**PROBLEM**
Looking through the listing, how many of its lines hold the word "şeklini"? Answer with only the number.

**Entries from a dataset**

— Begin —

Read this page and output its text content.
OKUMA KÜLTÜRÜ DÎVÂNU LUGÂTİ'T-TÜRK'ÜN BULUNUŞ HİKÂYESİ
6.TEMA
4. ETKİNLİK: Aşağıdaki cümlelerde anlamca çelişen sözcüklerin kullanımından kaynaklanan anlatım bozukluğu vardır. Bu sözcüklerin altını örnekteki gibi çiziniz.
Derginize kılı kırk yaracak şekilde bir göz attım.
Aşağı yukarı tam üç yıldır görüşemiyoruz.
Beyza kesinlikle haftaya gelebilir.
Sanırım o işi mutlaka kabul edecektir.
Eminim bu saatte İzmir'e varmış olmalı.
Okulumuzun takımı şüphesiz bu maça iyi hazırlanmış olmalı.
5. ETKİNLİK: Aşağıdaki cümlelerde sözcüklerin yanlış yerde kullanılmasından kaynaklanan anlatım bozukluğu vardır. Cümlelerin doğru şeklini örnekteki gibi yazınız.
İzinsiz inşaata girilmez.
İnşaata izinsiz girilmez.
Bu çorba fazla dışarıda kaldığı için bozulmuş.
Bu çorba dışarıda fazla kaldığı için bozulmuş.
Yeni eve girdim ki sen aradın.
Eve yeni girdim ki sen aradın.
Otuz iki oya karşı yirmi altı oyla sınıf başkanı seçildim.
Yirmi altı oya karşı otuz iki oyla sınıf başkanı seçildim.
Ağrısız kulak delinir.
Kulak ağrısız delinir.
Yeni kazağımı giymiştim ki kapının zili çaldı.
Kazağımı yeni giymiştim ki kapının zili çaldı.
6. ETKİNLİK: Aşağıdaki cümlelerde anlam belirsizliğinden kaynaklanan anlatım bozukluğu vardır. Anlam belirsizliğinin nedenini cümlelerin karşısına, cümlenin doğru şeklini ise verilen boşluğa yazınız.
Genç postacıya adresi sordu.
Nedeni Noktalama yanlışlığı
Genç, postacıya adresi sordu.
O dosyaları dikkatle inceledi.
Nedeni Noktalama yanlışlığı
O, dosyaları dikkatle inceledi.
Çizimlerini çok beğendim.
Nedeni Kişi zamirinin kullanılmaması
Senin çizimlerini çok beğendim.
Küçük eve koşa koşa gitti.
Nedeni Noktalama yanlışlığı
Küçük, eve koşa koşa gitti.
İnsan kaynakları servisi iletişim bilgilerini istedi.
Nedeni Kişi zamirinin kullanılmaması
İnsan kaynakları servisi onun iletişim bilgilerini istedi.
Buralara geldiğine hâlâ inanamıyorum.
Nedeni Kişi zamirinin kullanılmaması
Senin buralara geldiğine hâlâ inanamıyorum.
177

— End —

**COMPLETE ANSWER**
2